## INSTRUCTION
Pull out every line below containing the word "allocated".

(begin)

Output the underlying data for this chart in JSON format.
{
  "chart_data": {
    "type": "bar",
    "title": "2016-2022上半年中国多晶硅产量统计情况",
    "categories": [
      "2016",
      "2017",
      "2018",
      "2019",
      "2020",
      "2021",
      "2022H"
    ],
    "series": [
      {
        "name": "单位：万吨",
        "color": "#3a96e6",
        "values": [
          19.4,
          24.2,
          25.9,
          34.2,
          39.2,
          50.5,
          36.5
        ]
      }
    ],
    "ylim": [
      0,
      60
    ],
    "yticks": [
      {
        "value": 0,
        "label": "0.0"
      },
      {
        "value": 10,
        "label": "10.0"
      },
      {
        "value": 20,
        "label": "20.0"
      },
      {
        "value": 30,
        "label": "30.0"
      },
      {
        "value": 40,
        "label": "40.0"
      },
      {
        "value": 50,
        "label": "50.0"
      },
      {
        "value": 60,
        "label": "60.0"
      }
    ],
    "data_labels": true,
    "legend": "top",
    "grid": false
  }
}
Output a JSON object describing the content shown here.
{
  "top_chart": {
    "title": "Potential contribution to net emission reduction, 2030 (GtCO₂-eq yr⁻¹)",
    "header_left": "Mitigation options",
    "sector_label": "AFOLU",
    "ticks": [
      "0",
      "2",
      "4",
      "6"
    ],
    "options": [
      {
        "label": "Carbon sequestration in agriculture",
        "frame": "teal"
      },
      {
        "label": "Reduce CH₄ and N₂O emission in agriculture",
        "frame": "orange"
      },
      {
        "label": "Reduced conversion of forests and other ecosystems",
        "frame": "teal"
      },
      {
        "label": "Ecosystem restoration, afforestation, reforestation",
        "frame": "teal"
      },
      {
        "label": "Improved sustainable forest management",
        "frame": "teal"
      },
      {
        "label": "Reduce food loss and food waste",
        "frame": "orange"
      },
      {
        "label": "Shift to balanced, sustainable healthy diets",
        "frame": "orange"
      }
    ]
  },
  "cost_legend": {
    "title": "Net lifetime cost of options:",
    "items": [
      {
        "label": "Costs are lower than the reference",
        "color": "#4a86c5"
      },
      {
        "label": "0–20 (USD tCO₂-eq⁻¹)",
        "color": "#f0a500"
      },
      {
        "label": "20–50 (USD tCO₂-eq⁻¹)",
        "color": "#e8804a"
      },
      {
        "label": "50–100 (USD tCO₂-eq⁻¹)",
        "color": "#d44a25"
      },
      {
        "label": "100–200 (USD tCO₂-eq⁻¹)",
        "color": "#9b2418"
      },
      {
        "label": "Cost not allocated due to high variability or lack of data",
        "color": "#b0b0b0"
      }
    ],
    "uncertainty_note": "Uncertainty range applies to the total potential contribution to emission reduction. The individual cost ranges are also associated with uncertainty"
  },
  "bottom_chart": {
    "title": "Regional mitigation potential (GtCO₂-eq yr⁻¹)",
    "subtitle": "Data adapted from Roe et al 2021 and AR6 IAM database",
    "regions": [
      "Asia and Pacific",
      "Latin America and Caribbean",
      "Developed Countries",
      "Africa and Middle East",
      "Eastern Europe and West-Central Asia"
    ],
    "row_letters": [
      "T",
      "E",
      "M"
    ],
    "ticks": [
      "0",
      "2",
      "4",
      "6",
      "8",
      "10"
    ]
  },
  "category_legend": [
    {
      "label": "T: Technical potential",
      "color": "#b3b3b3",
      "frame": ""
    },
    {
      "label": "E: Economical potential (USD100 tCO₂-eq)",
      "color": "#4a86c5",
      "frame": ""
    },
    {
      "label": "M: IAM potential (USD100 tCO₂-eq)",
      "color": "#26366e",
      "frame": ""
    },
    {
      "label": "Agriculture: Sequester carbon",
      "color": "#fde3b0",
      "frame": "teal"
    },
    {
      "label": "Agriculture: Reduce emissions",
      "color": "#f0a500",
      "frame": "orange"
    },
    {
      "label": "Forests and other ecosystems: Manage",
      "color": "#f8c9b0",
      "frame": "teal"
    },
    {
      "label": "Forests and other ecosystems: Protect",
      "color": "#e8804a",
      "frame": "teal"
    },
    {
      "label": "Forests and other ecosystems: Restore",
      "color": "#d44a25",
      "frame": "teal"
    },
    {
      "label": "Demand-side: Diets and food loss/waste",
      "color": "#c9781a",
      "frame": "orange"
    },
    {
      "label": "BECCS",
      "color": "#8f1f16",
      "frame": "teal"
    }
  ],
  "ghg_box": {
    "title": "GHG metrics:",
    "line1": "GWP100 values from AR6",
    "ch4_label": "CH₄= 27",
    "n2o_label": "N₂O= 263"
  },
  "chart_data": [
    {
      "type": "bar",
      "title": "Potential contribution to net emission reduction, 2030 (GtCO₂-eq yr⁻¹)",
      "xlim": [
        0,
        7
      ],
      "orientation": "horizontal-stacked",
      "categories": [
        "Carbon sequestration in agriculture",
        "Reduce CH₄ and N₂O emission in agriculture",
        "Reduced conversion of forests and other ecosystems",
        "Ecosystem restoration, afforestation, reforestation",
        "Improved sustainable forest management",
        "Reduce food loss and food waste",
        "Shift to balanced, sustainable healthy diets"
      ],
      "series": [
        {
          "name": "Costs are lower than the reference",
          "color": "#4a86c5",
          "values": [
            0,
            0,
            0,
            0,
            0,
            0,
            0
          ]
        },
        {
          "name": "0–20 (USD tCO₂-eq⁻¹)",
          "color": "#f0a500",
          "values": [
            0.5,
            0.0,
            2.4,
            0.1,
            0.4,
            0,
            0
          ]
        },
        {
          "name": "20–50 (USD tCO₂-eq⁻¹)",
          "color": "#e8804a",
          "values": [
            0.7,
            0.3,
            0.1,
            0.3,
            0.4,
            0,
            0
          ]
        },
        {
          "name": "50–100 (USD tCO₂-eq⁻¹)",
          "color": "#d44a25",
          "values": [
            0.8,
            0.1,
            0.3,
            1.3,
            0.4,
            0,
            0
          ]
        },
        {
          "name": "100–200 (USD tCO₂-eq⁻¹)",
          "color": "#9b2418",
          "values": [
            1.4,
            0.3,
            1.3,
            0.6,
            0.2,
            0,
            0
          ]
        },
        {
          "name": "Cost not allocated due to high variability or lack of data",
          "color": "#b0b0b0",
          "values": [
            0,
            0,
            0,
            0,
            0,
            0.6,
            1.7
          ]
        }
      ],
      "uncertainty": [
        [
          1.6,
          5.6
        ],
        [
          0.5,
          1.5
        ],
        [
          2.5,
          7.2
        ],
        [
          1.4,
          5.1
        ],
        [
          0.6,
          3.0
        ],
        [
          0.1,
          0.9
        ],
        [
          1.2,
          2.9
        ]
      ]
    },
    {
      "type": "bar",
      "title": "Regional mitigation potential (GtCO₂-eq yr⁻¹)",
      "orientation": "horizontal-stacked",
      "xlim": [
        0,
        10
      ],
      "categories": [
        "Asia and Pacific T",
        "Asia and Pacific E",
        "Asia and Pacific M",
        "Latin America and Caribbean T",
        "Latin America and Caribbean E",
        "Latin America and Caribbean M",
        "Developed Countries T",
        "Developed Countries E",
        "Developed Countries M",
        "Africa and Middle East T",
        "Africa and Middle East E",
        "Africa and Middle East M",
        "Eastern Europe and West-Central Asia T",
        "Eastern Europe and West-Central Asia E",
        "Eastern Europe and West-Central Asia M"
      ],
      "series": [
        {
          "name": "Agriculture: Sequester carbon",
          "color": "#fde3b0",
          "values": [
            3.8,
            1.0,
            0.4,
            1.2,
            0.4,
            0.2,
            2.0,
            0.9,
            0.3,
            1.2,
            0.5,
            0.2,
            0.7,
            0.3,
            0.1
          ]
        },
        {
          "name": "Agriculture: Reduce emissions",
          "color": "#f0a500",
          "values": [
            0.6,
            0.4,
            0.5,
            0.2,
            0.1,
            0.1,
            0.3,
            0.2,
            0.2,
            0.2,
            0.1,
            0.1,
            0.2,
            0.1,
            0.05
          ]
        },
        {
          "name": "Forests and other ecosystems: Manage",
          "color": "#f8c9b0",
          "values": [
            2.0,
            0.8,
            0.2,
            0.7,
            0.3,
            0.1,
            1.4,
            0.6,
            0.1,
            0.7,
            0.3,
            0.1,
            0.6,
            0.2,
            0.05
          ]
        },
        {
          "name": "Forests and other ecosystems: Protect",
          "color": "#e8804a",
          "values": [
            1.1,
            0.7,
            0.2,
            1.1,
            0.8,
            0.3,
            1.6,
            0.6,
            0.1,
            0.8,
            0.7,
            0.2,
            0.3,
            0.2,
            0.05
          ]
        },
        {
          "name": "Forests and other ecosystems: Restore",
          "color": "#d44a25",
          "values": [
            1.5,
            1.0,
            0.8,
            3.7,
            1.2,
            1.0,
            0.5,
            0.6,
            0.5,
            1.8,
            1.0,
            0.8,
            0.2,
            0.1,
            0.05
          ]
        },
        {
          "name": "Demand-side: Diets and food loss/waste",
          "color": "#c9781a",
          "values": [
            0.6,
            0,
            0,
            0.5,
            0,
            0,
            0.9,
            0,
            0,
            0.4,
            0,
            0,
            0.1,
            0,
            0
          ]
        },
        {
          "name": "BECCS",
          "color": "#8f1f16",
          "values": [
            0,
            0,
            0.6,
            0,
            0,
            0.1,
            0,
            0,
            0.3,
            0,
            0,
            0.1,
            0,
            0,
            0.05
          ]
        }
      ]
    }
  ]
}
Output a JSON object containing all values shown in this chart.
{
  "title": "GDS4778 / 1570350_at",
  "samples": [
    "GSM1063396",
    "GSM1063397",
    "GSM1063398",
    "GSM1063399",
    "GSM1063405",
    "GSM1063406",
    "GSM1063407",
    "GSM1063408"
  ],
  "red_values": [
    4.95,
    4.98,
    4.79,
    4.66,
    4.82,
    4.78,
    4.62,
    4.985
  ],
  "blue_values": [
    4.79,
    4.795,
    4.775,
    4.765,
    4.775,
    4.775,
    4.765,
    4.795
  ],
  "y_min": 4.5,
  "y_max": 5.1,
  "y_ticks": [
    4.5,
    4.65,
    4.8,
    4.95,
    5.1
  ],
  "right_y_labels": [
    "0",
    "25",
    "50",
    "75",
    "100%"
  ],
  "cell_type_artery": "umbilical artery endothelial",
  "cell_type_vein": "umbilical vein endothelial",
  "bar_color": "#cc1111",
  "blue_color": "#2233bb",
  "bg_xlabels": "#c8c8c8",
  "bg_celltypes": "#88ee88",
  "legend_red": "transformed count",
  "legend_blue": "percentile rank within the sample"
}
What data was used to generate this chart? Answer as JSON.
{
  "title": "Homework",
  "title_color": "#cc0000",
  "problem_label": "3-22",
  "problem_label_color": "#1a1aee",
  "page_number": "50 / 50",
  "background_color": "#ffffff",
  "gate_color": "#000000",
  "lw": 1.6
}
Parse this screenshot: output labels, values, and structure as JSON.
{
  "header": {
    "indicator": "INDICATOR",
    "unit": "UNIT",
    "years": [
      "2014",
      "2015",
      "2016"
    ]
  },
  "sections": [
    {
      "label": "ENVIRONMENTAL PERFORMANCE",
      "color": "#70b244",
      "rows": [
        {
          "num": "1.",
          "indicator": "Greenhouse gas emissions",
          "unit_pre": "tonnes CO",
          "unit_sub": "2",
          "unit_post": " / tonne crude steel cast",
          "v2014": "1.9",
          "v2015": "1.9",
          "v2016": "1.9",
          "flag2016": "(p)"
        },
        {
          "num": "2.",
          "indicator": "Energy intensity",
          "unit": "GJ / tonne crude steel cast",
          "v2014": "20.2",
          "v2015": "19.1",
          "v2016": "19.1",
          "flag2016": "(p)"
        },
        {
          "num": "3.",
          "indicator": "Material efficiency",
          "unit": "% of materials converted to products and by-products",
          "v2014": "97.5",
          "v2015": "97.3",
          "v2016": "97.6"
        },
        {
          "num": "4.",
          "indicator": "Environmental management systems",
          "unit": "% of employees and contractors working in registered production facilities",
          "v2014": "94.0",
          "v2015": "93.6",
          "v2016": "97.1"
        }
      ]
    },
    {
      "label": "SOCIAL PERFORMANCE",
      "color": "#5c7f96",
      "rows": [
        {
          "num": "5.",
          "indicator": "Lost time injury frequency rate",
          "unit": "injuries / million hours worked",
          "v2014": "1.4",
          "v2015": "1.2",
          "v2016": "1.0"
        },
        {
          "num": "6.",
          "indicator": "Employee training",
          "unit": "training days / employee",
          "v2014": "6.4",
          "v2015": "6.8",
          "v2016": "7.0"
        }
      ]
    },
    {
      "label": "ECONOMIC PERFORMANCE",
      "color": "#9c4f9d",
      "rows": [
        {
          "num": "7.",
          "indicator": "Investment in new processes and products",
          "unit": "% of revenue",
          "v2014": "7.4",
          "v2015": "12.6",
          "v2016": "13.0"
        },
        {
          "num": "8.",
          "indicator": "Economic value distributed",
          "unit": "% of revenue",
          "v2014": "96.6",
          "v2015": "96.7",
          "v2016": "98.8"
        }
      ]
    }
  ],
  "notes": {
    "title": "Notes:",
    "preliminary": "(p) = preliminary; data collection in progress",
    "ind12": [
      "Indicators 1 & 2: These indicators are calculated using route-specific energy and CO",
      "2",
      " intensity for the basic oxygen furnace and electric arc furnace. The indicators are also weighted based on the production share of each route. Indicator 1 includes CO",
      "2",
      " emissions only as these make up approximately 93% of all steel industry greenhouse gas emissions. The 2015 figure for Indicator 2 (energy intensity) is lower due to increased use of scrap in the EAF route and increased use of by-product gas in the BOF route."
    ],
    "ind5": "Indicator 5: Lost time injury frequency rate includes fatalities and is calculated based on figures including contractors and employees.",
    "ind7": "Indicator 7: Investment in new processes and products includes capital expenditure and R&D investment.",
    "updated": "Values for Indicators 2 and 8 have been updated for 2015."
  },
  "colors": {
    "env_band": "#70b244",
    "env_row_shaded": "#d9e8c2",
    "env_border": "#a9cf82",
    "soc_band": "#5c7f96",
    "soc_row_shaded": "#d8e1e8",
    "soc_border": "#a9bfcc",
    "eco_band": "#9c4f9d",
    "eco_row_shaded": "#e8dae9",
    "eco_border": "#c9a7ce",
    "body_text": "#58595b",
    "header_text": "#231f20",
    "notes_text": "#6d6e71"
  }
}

(end)

## RESULT FOR THIS TASK
        "label": "Cost not allocated due to high variability or lack of data",
          "name": "Cost not allocated due to high variability or lack of data",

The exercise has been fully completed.